Exercise directions:
Without including any images, reproduce each entry exactly.

Data supplied:
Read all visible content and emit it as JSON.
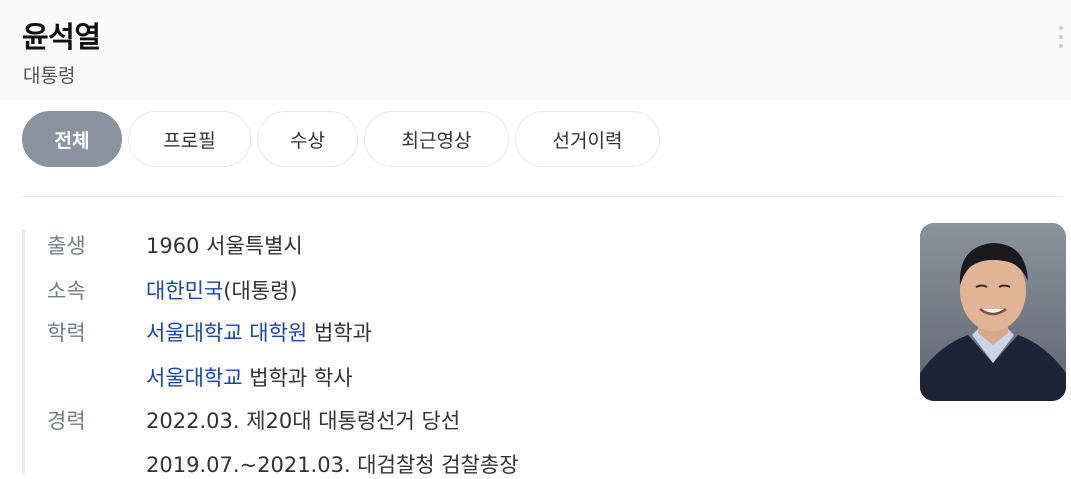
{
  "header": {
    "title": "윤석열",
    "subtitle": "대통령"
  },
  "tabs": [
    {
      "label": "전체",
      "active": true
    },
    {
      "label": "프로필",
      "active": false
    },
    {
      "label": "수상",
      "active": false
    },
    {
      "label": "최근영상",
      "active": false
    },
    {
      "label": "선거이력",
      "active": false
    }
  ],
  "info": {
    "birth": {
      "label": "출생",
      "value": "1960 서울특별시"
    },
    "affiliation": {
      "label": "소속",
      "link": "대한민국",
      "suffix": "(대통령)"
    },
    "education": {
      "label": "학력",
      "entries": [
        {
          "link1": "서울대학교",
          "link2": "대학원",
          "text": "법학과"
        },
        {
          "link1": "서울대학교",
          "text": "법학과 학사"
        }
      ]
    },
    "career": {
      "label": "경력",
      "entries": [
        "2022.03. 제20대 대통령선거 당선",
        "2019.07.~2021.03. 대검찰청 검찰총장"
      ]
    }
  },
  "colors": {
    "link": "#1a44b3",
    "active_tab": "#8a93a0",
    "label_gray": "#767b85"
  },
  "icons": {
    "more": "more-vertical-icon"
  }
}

Answer to the task:
Read all visible content and emit it as JSON.
{
  "header": {
    "title": "윤석열",
    "subtitle": "대통령"
  },
  "tabs": [
    {
      "label": "전체",
      "active": true
    },
    {
      "label": "프로필",
      "active": false
    },
    {
      "label": "수상",
      "active": false
    },
    {
      "label": "최근영상",
      "active": false
    },
    {
      "label": "선거이력",
      "active": false
    }
  ],
  "info": {
    "birth": {
      "label": "출생",
      "value": "1960 서울특별시"
    },
    "affiliation": {
      "label": "소속",
      "link": "대한민국",
      "suffix": "(대통령)"
    },
    "education": {
      "label": "학력",
      "entries": [
        {
          "link1": "서울대학교",
          "link2": "대학원",
          "text": "법학과"
        },
        {
          "link1": "서울대학교",
          "text": "법학과 학사"
        }
      ]
    },
    "career": {
      "label": "경력",
      "entries": [
        "2022.03. 제20대 대통령선거 당선",
        "2019.07.~2021.03. 대검찰청 검찰총장"
      ]
    }
  },
  "colors": {
    "link": "#1a44b3",
    "active_tab": "#8a93a0",
    "label_gray": "#767b85"
  },
  "icons": {
    "more": "more-vertical-icon"
  }
}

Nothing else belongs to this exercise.